**Problem requirements:**
Report every line from the material that contains the word "JSON".

Data excerpts:
** begin **

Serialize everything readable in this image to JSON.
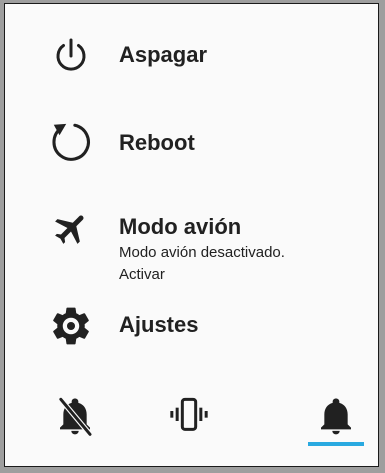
{
  "menu": {
    "items": [
      {
        "label": "Aspagar",
        "icon": "power-icon"
      },
      {
        "label": "Reboot",
        "icon": "reboot-icon"
      },
      {
        "label": "Modo avión",
        "sub_line1": "Modo avión desactivado.",
        "sub_line2": "Activar",
        "icon": "airplane-icon"
      },
      {
        "label": "Ajustes",
        "icon": "gear-icon"
      }
    ]
  },
  "sound_modes": {
    "options": [
      {
        "icon": "bell-off-icon",
        "selected": false
      },
      {
        "icon": "vibrate-icon",
        "selected": false
      },
      {
        "icon": "bell-icon",
        "selected": true
      }
    ],
    "accent_color": "#29a9e0"
  },
  "colors": {
    "text": "#212121",
    "background": "#fafafa",
    "backdrop": "#9e9e9e"
  }
}
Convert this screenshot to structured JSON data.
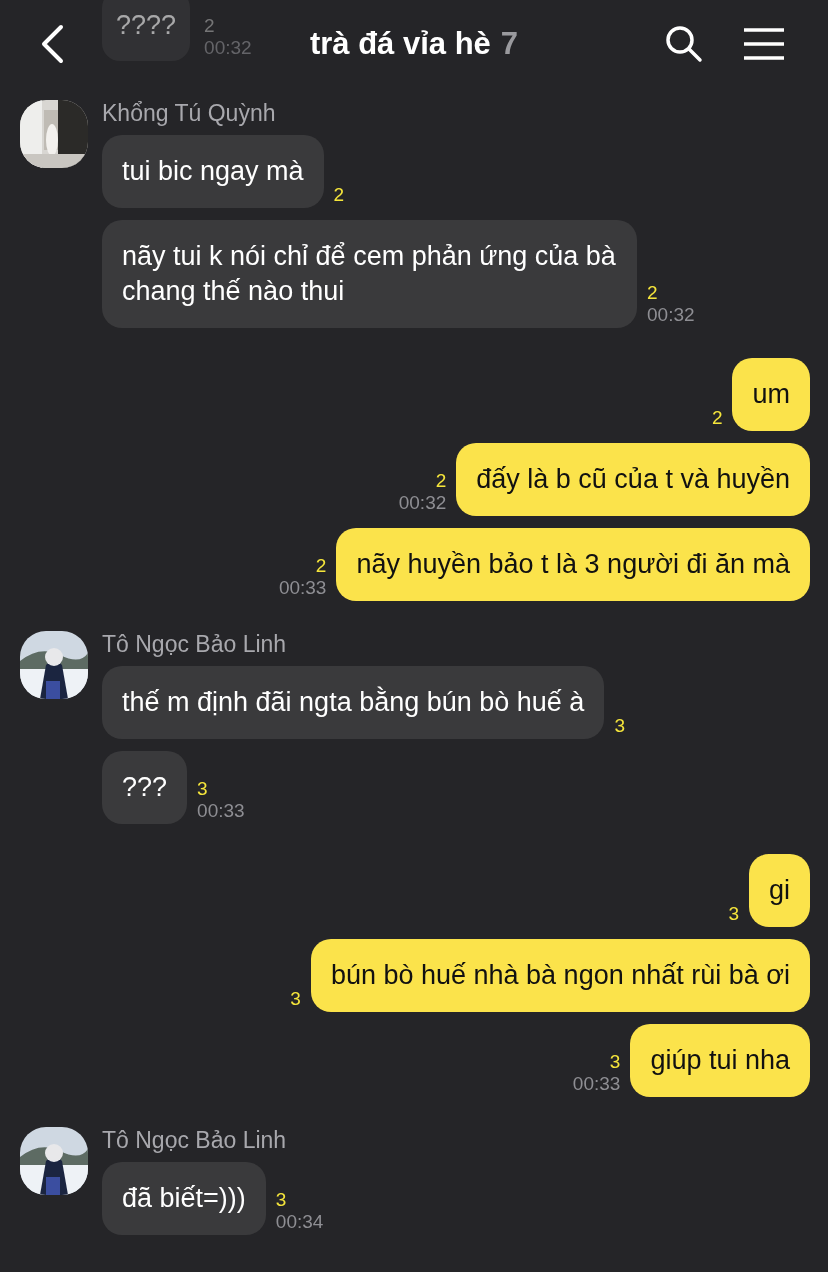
{
  "header": {
    "title": "trà đá vỉa hè",
    "member_count": "7"
  },
  "hidden_message": {
    "text": "????",
    "unread": "2",
    "time": "00:32"
  },
  "groups": [
    {
      "kind": "received",
      "sender": "Khổng Tú Quỳnh",
      "messages": [
        {
          "text": "tui bic ngay mà",
          "unread": "2"
        },
        {
          "text": "nãy tui k nói chỉ để cem phản ứng của bà chang thế nào thui",
          "unread": "2",
          "time": "00:32"
        }
      ]
    },
    {
      "kind": "sent",
      "messages": [
        {
          "text": "um",
          "unread": "2"
        },
        {
          "text": "đấy là b cũ của t và huyền",
          "unread": "2",
          "time": "00:32"
        },
        {
          "text": "nãy huyền bảo t là 3 người đi ăn mà",
          "unread": "2",
          "time": "00:33"
        }
      ]
    },
    {
      "kind": "received",
      "sender": "Tô Ngọc Bảo Linh",
      "messages": [
        {
          "text": "thế m định đãi ngta bằng bún bò huế à",
          "unread": "3"
        },
        {
          "text": "???",
          "unread": "3",
          "time": "00:33"
        }
      ]
    },
    {
      "kind": "sent",
      "messages": [
        {
          "text": "gi",
          "unread": "3"
        },
        {
          "text": "bún bò huế nhà bà ngon nhất rùi bà ơi",
          "unread": "3"
        },
        {
          "text": "giúp tui nha",
          "unread": "3",
          "time": "00:33"
        }
      ]
    },
    {
      "kind": "received",
      "sender": "Tô Ngọc Bảo Linh",
      "messages": [
        {
          "text": "đã biết=)))",
          "unread": "3",
          "time": "00:34"
        }
      ]
    }
  ]
}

** end **

**Full response:**
Serialize everything readable in this image to JSON.
Convert this screenshot to structured JSON data.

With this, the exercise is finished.